WHAT THE EXERCISE ASKS: Exactly the lines from the one containing "Output a JSON" through the final line of the listing are to be retyped, and nothing more.

INFORMATION PROVIDED:
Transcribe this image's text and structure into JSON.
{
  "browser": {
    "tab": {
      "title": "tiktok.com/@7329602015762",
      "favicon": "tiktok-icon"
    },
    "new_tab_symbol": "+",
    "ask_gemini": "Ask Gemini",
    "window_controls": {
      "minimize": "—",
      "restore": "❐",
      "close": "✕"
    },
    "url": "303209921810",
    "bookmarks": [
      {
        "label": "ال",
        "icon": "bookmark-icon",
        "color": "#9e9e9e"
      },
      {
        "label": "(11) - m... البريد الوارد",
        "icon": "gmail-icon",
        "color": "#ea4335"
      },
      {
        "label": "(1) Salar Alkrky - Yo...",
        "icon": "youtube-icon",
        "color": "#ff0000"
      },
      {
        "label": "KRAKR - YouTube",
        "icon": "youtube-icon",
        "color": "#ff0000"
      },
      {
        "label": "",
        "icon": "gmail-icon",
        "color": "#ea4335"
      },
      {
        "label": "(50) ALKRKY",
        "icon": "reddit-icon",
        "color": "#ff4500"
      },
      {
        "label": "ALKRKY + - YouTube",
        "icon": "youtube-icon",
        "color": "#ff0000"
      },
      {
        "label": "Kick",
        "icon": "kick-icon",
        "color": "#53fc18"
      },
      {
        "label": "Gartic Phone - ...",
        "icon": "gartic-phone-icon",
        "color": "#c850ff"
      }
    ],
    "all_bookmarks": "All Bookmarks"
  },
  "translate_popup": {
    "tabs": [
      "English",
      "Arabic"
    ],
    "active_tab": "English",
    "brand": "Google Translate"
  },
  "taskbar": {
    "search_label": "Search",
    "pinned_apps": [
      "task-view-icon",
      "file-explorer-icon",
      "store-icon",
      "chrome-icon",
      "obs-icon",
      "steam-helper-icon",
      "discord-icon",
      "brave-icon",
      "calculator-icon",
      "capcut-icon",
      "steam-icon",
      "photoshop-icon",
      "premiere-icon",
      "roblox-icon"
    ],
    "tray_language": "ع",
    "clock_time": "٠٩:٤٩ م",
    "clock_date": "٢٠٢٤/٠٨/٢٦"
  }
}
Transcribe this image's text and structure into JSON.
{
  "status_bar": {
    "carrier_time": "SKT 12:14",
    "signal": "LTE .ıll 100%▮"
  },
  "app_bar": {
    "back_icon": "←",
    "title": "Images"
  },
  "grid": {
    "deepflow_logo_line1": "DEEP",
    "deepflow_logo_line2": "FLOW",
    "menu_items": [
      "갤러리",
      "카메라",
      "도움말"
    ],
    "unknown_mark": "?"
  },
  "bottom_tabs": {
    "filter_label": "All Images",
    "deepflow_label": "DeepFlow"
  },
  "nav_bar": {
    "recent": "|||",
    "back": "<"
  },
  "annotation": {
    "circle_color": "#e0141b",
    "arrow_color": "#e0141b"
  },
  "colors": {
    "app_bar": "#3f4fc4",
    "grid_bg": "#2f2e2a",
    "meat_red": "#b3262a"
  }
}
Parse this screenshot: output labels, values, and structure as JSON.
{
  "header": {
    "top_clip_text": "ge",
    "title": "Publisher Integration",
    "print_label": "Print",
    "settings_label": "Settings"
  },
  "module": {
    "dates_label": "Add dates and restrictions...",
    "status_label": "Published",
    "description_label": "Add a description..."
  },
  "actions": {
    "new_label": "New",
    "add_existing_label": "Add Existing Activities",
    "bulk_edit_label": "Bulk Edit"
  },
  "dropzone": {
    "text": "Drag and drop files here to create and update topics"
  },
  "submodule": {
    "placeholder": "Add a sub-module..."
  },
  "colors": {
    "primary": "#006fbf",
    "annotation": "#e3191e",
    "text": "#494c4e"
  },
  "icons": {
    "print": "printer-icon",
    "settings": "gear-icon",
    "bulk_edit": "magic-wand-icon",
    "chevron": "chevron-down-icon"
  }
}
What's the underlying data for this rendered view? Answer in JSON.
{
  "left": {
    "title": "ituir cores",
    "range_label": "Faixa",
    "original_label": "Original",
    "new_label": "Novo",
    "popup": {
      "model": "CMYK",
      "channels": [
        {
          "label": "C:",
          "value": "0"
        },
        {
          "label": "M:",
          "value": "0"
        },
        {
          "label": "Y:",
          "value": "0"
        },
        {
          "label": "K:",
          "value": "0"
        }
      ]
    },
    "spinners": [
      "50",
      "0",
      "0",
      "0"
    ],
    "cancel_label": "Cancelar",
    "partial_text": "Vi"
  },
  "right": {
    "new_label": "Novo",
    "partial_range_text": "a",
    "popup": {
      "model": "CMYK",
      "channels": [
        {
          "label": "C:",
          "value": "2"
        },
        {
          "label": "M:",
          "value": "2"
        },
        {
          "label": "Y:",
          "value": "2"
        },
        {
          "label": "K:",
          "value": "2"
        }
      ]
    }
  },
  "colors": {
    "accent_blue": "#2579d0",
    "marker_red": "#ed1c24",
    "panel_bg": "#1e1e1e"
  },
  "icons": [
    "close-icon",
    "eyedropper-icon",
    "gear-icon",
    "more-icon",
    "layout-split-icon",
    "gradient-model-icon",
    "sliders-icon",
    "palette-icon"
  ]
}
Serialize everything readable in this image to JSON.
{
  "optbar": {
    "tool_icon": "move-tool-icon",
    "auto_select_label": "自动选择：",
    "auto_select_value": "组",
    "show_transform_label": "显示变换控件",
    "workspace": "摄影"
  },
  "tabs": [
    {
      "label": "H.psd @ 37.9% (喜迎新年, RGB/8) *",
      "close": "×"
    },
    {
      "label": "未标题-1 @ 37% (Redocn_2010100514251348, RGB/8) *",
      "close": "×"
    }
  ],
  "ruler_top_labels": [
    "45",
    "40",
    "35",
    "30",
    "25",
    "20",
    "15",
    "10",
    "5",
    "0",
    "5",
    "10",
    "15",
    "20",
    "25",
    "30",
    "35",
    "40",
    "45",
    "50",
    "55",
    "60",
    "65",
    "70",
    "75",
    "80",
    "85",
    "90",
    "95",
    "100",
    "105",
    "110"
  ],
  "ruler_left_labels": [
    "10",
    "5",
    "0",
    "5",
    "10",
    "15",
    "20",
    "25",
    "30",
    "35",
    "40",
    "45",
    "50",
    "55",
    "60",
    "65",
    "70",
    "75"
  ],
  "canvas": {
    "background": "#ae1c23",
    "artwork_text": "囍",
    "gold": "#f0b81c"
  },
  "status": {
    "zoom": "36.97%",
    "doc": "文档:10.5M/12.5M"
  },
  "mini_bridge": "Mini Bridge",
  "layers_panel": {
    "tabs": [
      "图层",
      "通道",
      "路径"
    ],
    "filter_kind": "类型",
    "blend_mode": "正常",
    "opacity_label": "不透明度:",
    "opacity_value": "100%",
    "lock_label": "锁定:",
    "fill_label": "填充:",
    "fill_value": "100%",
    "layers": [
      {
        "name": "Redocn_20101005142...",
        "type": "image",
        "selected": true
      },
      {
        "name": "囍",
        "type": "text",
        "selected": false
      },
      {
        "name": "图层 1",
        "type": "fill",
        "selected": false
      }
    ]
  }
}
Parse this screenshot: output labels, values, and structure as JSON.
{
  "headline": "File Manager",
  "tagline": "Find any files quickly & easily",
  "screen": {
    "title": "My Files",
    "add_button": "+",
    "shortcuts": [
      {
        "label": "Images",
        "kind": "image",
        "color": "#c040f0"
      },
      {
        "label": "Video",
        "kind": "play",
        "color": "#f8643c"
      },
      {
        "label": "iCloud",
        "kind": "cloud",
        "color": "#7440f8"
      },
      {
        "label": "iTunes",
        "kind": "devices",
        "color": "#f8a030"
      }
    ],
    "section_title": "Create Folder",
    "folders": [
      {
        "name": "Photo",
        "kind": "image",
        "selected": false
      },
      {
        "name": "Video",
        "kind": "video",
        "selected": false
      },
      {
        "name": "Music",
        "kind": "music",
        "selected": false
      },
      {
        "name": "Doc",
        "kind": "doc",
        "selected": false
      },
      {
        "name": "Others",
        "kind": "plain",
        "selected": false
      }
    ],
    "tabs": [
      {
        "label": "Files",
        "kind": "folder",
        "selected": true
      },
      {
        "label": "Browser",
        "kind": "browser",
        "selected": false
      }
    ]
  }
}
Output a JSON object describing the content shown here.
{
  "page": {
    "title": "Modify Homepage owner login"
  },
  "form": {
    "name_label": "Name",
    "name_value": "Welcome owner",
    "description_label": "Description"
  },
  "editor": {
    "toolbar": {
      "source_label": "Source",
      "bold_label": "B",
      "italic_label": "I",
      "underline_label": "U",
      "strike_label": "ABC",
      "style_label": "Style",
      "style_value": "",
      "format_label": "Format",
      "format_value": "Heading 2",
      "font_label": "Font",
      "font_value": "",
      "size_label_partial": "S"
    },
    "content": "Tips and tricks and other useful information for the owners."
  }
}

WRITTEN SOLUTION:
Output a JSON object describing the content shown here.
{
  "page": {
    "title": "Modify Homepage owner login"
  },
  "form": {
    "name_label": "Name",
    "name_value": "Welcome owner",
    "description_label": "Description"
  },
  "editor": {
    "toolbar": {
      "source_label": "Source",
      "bold_label": "B",
      "italic_label": "I",
      "underline_label": "U",
      "strike_label": "ABC",
      "style_label": "Style",
      "style_value": "",
      "format_label": "Format",
      "format_value": "Heading 2",
      "font_label": "Font",
      "font_value": "",
      "size_label_partial": "S"
    },
    "content": "Tips and tricks and other useful information for the owners."
  }
}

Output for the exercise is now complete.